- **WHAT IS NEEDED**: Please reproduce every record, keeping each one exactly as written.

[Chart and figure data]
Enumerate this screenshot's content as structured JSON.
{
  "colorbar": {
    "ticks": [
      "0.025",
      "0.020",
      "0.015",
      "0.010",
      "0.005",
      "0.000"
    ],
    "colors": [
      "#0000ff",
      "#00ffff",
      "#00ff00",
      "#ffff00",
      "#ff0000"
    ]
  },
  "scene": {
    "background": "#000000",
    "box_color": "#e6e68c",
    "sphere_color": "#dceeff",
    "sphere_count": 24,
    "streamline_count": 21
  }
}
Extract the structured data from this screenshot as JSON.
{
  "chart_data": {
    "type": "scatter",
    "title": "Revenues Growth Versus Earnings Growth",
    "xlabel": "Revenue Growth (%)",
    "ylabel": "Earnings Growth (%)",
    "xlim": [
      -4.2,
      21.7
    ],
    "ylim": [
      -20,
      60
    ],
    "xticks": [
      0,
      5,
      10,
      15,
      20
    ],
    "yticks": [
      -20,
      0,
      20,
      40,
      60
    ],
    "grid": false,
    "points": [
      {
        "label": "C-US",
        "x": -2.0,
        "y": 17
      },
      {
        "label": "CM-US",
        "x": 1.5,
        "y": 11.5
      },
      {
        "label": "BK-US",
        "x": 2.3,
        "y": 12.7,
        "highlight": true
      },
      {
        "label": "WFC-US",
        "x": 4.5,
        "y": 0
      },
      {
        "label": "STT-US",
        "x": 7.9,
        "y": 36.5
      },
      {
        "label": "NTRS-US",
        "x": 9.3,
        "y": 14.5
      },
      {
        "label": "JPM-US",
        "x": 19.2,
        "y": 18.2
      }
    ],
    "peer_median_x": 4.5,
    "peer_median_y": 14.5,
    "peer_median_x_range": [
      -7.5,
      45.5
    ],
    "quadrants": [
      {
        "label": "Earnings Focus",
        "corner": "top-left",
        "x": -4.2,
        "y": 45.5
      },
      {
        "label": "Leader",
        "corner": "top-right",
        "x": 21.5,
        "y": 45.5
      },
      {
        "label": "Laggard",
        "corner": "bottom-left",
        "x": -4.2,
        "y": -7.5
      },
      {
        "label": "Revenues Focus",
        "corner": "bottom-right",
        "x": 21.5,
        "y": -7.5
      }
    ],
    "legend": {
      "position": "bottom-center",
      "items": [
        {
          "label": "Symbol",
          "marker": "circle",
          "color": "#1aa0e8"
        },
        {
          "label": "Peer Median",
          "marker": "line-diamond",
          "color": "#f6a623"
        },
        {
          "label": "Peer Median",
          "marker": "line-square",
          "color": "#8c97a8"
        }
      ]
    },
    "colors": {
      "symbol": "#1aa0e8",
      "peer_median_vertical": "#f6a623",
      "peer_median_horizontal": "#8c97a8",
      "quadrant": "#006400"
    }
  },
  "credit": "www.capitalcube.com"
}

- **RESULT OF THE EXERCISE**:
Enumerate this screenshot's content as structured JSON.
{
  "colorbar": {
    "ticks": [
      "0.025",
      "0.020",
      "0.015",
      "0.010",
      "0.005",
      "0.000"
    ],
    "colors": [
      "#0000ff",
      "#00ffff",
      "#00ff00",
      "#ffff00",
      "#ff0000"
    ]
  },
  "scene": {
    "background": "#000000",
    "box_color": "#e6e68c",
    "sphere_color": "#dceeff",
    "sphere_count": 24,
    "streamline_count": 21
  }
}
Extract the structured data from this screenshot as JSON.
{
  "chart_data": {
    "type": "scatter",
    "title": "Revenues Growth Versus Earnings Growth",
    "xlabel": "Revenue Growth (%)",
    "ylabel": "Earnings Growth (%)",
    "xlim": [
      -4.2,
      21.7
    ],
    "ylim": [
      -20,
      60
    ],
    "xticks": [
      0,
      5,
      10,
      15,
      20
    ],
    "yticks": [
      -20,
      0,
      20,
      40,
      60
    ],
    "grid": false,
    "points": [
      {
        "label": "C-US",
        "x": -2.0,
        "y": 17
      },
      {
        "label": "CM-US",
        "x": 1.5,
        "y": 11.5
      },
      {
        "label": "BK-US",
        "x": 2.3,
        "y": 12.7,
        "highlight": true
      },
      {
        "label": "WFC-US",
        "x": 4.5,
        "y": 0
      },
      {
        "label": "STT-US",
        "x": 7.9,
        "y": 36.5
      },
      {
        "label": "NTRS-US",
        "x": 9.3,
        "y": 14.5
      },
      {
        "label": "JPM-US",
        "x": 19.2,
        "y": 18.2
      }
    ],
    "peer_median_x": 4.5,
    "peer_median_y": 14.5,
    "peer_median_x_range": [
      -7.5,
      45.5
    ],
    "quadrants": [
      {
        "label": "Earnings Focus",
        "corner": "top-left",
        "x": -4.2,
        "y": 45.5
      },
      {
        "label": "Leader",
        "corner": "top-right",
        "x": 21.5,
        "y": 45.5
      },
      {
        "label": "Laggard",
        "corner": "bottom-left",
        "x": -4.2,
        "y": -7.5
      },
      {
        "label": "Revenues Focus",
        "corner": "bottom-right",
        "x": 21.5,
        "y": -7.5
      }
    ],
    "legend": {
      "position": "bottom-center",
      "items": [
        {
          "label": "Symbol",
          "marker": "circle",
          "color": "#1aa0e8"
        },
        {
          "label": "Peer Median",
          "marker": "line-diamond",
          "color": "#f6a623"
        },
        {
          "label": "Peer Median",
          "marker": "line-square",
          "color": "#8c97a8"
        }
      ]
    },
    "colors": {
      "symbol": "#1aa0e8",
      "peer_median_vertical": "#f6a623",
      "peer_median_horizontal": "#8c97a8",
      "quadrant": "#006400"
    }
  },
  "credit": "www.capitalcube.com"
}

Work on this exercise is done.